─── Text under study

# Connectify Virtual WiFi no Internet Access



## samkarim (Aug 17, 2010)

I've been trying to use connectify to use my laptop as a hotspot.
I have an ethernet connection that my laptop connects to and i want to connect my itouch to the internet via wifi.
I installed connectify and it worked just as it says it should, I can even connect my itouch.
But i never get the internet connection with the itouch.
I've checked and my Atheros wireless adapter is supported and everything seems like it should work, but for some reason it doesn't.

Please help. I have a hunch it's maybe a small little thing that's blocking the internet (possibly a windows sharing setting?).


----------



## TerryNet (Mar 23, 2005)

Could be a firewall. I believe that ZoneAlarm, for example, needs to be configured to allow internet sharing through the computer.


----------



## samkarim (Aug 17, 2010)

hmm...possibly...
I have AVG (free version), but it doesn't have a firewall
The only firewall I have is Windows Firewall...are there some settings I should change there?

──────
─── Material provided

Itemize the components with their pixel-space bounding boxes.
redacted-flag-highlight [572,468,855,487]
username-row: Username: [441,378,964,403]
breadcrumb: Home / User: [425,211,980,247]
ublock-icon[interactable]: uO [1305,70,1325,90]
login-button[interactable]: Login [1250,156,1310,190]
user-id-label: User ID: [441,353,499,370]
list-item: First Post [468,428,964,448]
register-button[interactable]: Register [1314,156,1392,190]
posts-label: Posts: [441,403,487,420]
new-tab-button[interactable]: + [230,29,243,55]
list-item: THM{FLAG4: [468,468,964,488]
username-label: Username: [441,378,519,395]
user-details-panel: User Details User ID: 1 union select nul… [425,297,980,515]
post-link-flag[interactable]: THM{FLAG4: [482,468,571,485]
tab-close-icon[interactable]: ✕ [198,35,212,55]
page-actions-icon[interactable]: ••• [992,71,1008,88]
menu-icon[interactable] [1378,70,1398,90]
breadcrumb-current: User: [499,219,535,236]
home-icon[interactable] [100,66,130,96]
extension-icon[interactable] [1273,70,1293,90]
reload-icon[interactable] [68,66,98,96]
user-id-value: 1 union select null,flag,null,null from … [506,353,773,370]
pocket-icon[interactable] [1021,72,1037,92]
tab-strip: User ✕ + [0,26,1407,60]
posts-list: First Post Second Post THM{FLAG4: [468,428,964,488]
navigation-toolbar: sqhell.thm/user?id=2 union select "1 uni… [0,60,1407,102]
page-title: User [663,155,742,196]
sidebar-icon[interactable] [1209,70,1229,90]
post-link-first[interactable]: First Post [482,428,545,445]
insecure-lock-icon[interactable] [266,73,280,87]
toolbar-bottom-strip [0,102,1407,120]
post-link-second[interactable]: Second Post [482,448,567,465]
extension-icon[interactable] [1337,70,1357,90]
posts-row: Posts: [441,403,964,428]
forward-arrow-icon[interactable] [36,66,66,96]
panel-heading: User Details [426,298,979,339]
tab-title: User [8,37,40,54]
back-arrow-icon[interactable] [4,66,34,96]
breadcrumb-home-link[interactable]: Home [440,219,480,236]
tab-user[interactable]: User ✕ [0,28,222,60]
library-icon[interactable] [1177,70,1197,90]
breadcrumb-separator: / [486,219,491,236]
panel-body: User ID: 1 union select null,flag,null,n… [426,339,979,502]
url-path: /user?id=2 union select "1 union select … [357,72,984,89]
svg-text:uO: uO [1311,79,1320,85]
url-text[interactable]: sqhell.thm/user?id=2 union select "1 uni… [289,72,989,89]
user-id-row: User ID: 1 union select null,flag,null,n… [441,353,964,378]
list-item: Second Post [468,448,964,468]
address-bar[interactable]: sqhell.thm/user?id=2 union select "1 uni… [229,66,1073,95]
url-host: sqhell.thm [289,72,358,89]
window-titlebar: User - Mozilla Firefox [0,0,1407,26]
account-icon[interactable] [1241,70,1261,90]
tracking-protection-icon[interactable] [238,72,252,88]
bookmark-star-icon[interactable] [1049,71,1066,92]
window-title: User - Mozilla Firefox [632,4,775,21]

──────

> _Required tasks_:
1. Answer these about the Connectify forum thread:
(a) What device does samkarim want to connect to the internet over wifi?
(b) Which firewall does TerryNet name as one that needs configuring to allow internet sharing?
(c) Which antivirus program does samkarim have?
2. Please carry on the Connectify forum thread from its last post.

> _Replies_:
1.
(a) An itouch.
(b) ZoneAlarm.
(c) AVG (free version).

2.
----------



## TerryNet (Mar 23, 2005)

Maybe there is something you need to configure in the Windows firewall, but I have no idea what. The Connectify instructions have no mention of firewalls?


----------



## samkarim (Aug 17, 2010)

Well, the connectify website has some documentation on antivitirus programs blocking the internet, but nothing about Windows Firewall.
Their documentation [http://www.connectify.me/docs/index.html] only has troubleshooting if antivirus blocks it on the comp.
One thing I tried doing is disabling Windows Firewall entirely...it seemed that it helped a bit because now when i connect the itouch it also gets the DNS and all. But it still can't connect to the internet.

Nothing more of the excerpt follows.